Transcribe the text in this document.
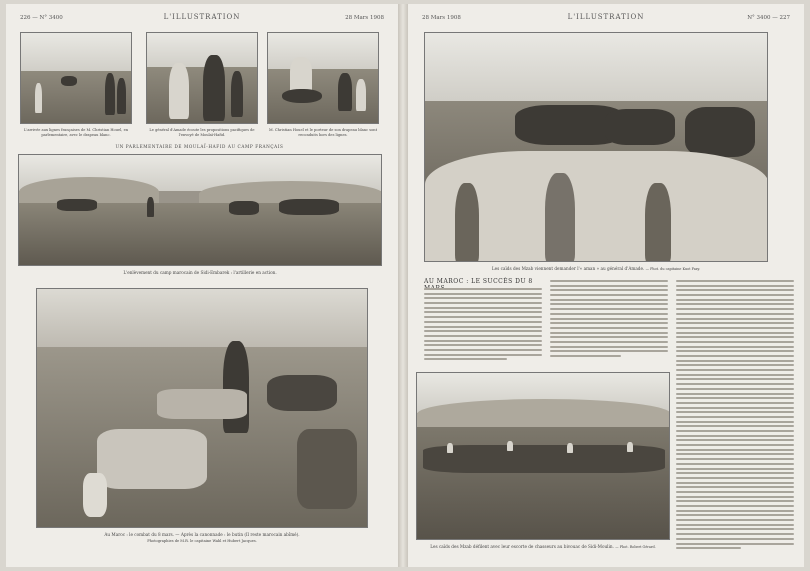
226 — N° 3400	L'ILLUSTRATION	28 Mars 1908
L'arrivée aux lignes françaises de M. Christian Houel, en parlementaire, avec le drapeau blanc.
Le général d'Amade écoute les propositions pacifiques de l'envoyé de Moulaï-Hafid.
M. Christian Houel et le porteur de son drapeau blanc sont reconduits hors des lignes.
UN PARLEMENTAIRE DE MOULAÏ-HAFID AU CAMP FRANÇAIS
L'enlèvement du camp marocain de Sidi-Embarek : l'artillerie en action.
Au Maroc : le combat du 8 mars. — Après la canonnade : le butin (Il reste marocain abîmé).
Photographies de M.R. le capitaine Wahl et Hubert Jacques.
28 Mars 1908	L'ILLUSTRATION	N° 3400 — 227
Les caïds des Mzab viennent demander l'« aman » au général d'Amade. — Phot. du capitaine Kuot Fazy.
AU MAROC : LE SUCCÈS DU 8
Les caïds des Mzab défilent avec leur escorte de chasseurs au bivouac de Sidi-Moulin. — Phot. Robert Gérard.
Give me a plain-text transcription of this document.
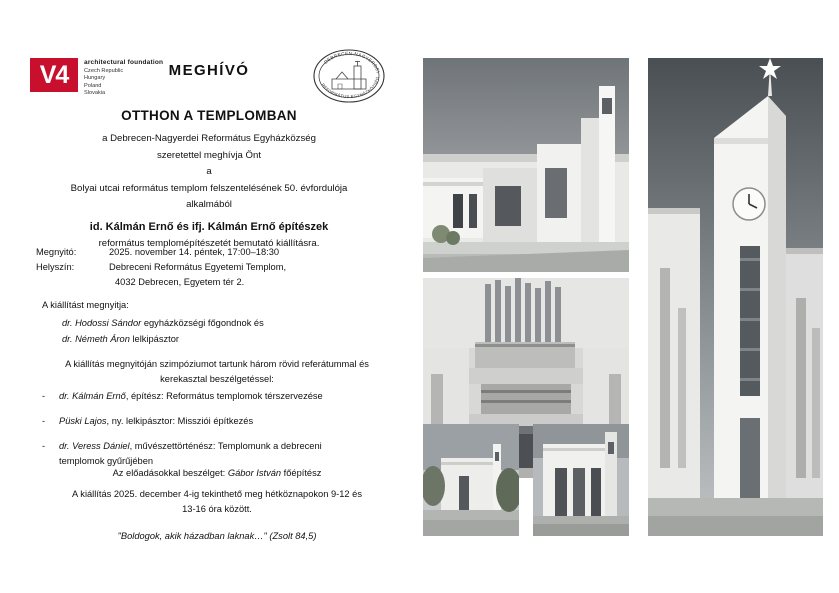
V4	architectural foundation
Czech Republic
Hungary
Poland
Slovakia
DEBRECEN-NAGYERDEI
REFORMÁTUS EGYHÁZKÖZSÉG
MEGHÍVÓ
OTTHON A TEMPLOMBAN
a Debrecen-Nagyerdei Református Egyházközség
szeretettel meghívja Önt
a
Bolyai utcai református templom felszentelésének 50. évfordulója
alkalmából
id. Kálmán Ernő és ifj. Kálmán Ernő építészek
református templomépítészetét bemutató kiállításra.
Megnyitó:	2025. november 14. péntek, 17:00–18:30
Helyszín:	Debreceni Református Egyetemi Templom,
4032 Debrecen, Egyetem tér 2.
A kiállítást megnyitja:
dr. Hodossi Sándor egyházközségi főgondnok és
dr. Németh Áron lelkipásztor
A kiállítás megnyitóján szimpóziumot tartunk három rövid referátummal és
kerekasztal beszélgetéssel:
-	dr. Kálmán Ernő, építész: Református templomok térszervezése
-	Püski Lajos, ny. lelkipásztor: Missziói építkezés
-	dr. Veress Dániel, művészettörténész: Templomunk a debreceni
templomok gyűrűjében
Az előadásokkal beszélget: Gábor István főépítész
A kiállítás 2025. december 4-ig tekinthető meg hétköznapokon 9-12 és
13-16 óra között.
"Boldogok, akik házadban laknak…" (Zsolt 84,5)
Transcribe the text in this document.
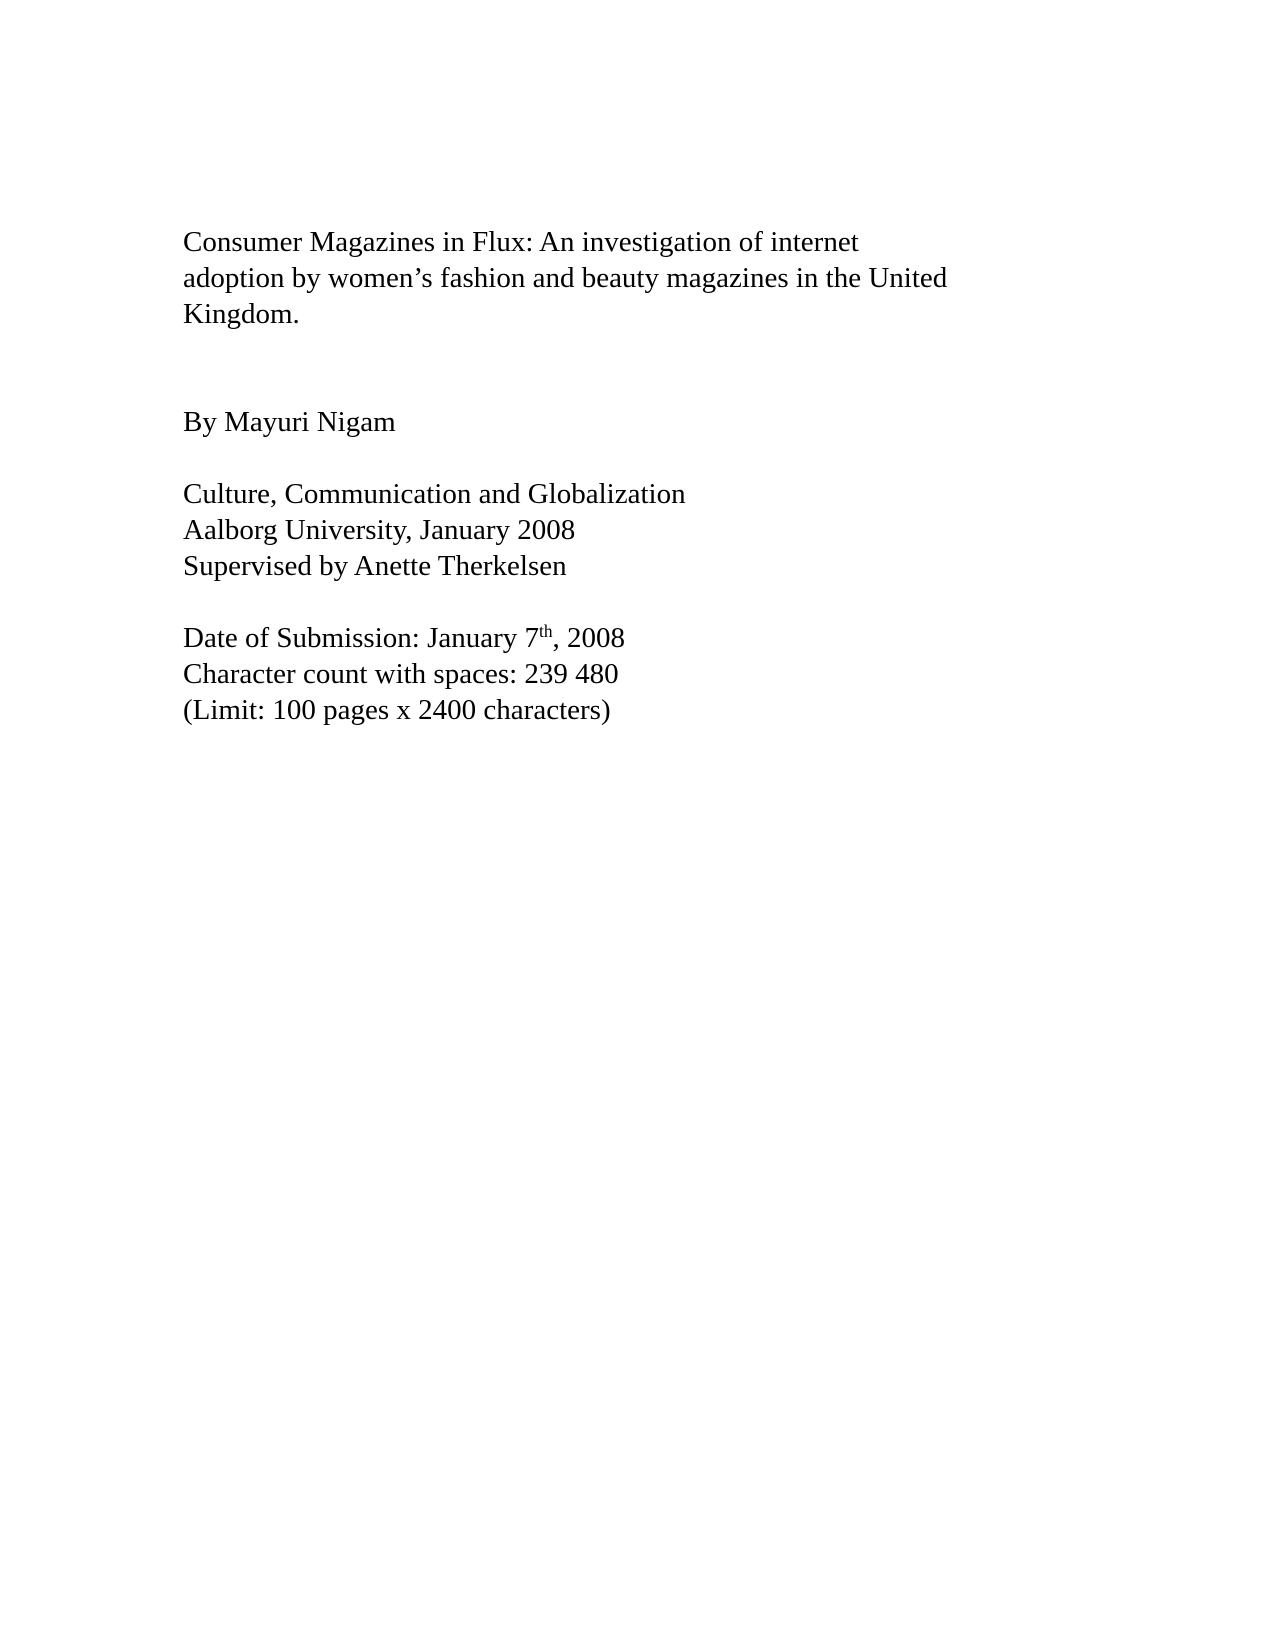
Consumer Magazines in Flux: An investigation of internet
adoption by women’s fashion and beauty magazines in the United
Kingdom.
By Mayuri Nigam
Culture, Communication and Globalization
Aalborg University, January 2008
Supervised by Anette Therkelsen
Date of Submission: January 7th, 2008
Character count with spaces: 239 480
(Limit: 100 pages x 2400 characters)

**Aim of the exercise**
Your task is an exact transcription of all the data, minus the pictures.

**The answer**
Transcribe the text in this document.
226 — N° 3400	L'ILLUSTRATION	28 Mars 1908
L'arrivée aux lignes françaises de M. Christian Houel, en parlementaire, avec le drapeau blanc.
Le général d'Amade écoute les propositions pacifiques de l'envoyé de Moulaï-Hafid.
M. Christian Houel et le porteur de son drapeau blanc sont reconduits hors des lignes.
UN PARLEMENTAIRE DE MOULAÏ-HAFID AU CAMP FRANÇAIS
L'enlèvement du camp marocain de Sidi-Embarek : l'artillerie en action.
Au Maroc : le combat du 8 mars. — Après la canonnade : le butin (Il reste marocain abîmé).
Photographies de M.R. le capitaine Wahl et Hubert Jacques.
28 Mars 1908	L'ILLUSTRATION	N° 3400 — 227
Les caïds des Mzab viennent demander l'« aman » au général d'Amade. — Phot. du capitaine Kuot Fazy.
AU MAROC : LE SUCCÈS DU 8
Les caïds des Mzab défilent avec leur escorte de chasseurs au bivouac de Sidi-Moulin. — Phot. Robert Gérard.
Give me a plain-text transcription of this document.
V4	architectural foundation
Czech Republic
Hungary
Poland
Slovakia
DEBRECEN-NAGYERDEI
REFORMÁTUS EGYHÁZKÖZSÉG
MEGHÍVÓ
OTTHON A TEMPLOMBAN
a Debrecen-Nagyerdei Református Egyházközség
szeretettel meghívja Önt
a
Bolyai utcai református templom felszentelésének 50. évfordulója
alkalmából
id. Kálmán Ernő és ifj. Kálmán Ernő építészek
református templomépítészetét bemutató kiállításra.
Megnyitó:	2025. november 14. péntek, 17:00–18:30
Helyszín:	Debreceni Református Egyetemi Templom,
4032 Debrecen, Egyetem tér 2.
A kiállítást megnyitja:
dr. Hodossi Sándor egyházközségi főgondnok és
dr. Németh Áron lelkipásztor
A kiállítás megnyitóján szimpóziumot tartunk három rövid referátummal és
kerekasztal beszélgetéssel:
-	dr. Kálmán Ernő, építész: Református templomok térszervezése
-	Püski Lajos, ny. lelkipásztor: Missziói építkezés
-	dr. Veress Dániel, művészettörténész: Templomunk a debreceni
templomok gyűrűjében
Az előadásokkal beszélget: Gábor István főépítész
A kiállítás 2025. december 4-ig tekinthető meg hétköznapokon 9-12 és
13-16 óra között.
"Boldogok, akik házadban laknak…" (Zsolt 84,5)
Transcribe the text in this document.
Consumer Magazines in Flux: An investigation of internet
adoption by women’s fashion and beauty magazines in the United
Kingdom.
By Mayuri Nigam
Culture, Communication and Globalization
Aalborg University, January 2008
Supervised by Anette Therkelsen
Date of Submission: January 7th, 2008
Character count with spaces: 239 480
(Limit: 100 pages x 2400 characters)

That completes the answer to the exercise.